WHAT TO DO>
Look through the records below, count the lines with the word "Certificates", and reply with only the number.

§

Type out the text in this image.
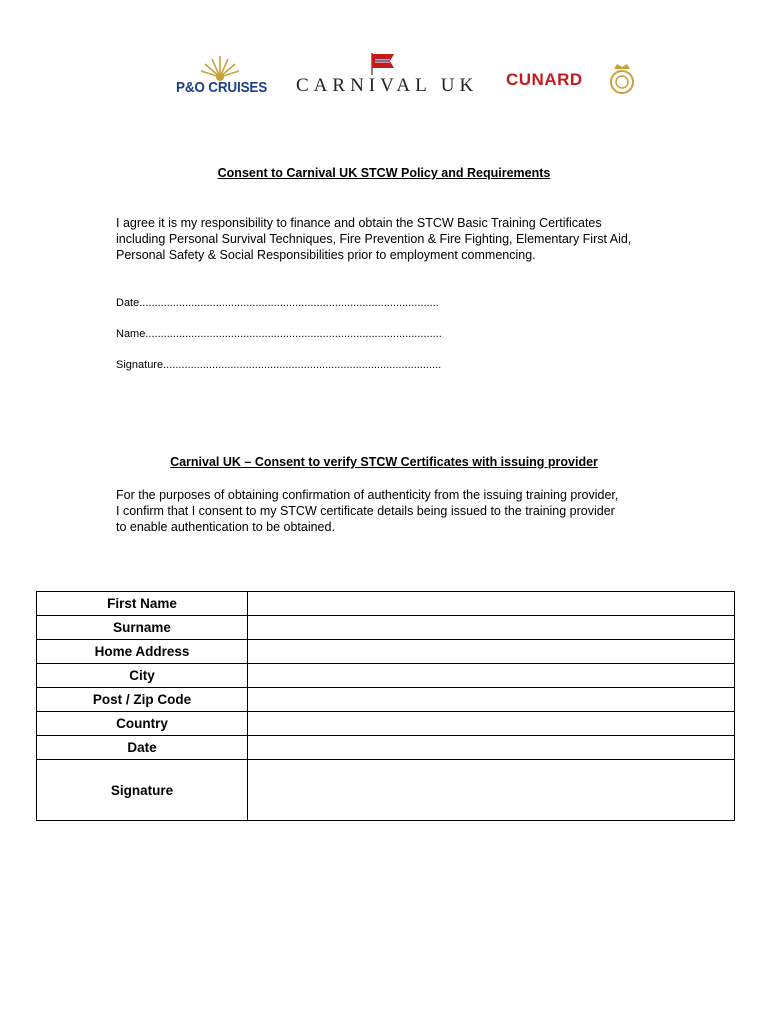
P&O CRUISES CARNIVAL UK CUNARD
Consent to Carnival UK STCW Policy and Requirements
I agree it is my responsibility to finance and obtain the STCW Basic Training Certificates
including Personal Survival Techniques, Fire Prevention & Fire Fighting, Elementary First Aid,
Personal Safety & Social Responsibilities prior to employment commencing.
Date..................................................................................................
Name.................................................................................................
Signature...........................................................................................
Carnival UK – Consent to verify STCW Certificates with issuing provider
For the purposes of obtaining confirmation of authenticity from the issuing training provider,
I confirm that I consent to my STCW certificate details being issued to the training provider
to enable authentication to be obtained.
First Name	
Surname	
Home Address	
City	
Post / Zip Code	
Country	
Date	
Signature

§

EXERCISE ANSWER>
2